*** Data for processing

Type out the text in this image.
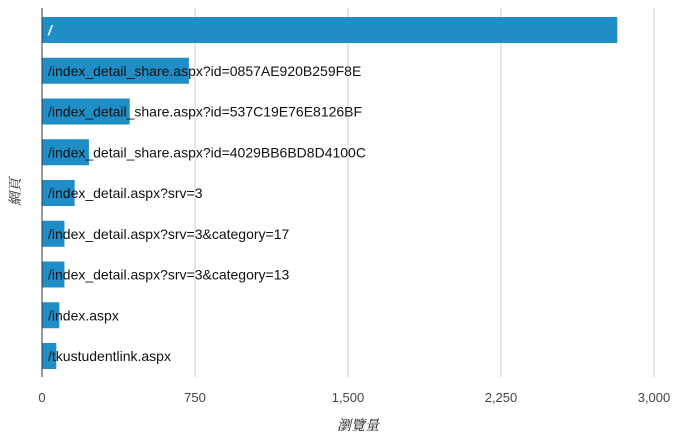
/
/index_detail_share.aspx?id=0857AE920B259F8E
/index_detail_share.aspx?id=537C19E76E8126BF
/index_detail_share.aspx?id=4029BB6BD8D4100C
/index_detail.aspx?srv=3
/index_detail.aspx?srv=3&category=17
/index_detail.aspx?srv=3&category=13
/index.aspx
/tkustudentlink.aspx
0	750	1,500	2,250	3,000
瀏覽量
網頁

******

**Directions:** All of the lines above should be retyped precisely, apart from the pictures.

**Solution to the exercise:**
Type out the text in this image.
/
/index_detail_share.aspx?id=0857AE920B259F8E
/index_detail_share.aspx?id=537C19E76E8126BF
/index_detail_share.aspx?id=4029BB6BD8D4100C
/index_detail.aspx?srv=3
/index_detail.aspx?srv=3&category=17
/index_detail.aspx?srv=3&category=13
/index.aspx
/tkustudentlink.aspx
0	750	1,500	2,250	3,000
瀏覽量
網頁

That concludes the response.